• **Data to process**
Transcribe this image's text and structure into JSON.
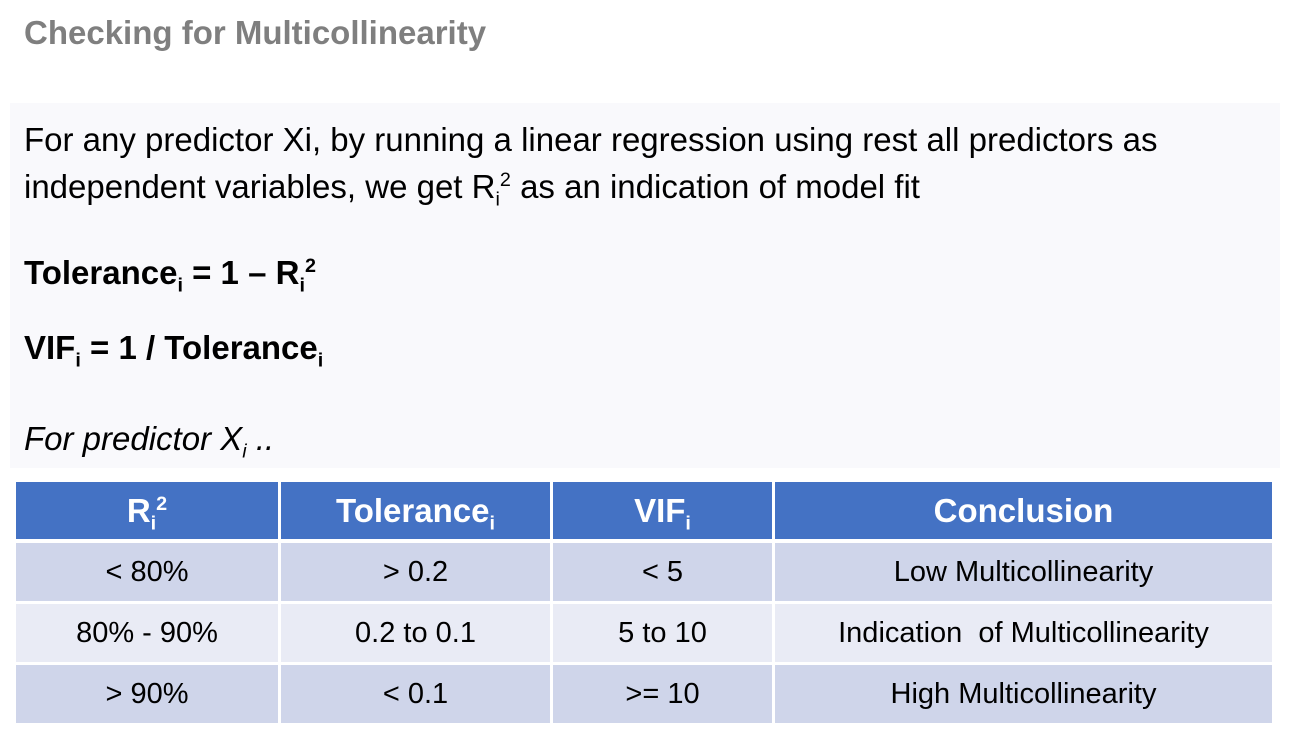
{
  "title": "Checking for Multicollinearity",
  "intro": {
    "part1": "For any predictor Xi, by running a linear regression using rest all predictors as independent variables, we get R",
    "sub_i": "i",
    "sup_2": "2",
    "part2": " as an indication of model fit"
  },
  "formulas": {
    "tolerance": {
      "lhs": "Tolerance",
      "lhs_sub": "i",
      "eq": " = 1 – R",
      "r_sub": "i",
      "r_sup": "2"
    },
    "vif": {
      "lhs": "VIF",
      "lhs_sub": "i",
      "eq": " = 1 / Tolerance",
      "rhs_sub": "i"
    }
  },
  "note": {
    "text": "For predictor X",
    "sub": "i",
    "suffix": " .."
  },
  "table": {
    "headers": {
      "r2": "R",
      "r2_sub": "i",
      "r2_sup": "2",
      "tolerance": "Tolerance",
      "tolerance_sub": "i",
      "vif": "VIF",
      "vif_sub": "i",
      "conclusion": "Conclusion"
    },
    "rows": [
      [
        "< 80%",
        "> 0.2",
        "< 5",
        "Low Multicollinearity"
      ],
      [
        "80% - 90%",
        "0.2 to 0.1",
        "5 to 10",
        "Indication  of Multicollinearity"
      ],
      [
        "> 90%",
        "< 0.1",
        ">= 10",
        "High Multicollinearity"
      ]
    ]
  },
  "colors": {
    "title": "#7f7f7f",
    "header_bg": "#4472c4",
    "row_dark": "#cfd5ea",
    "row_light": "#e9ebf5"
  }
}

• **Instruction**
Work out the number of lines in this listing that include the word "title". Reply with that number only.

• **Answer for the task**
2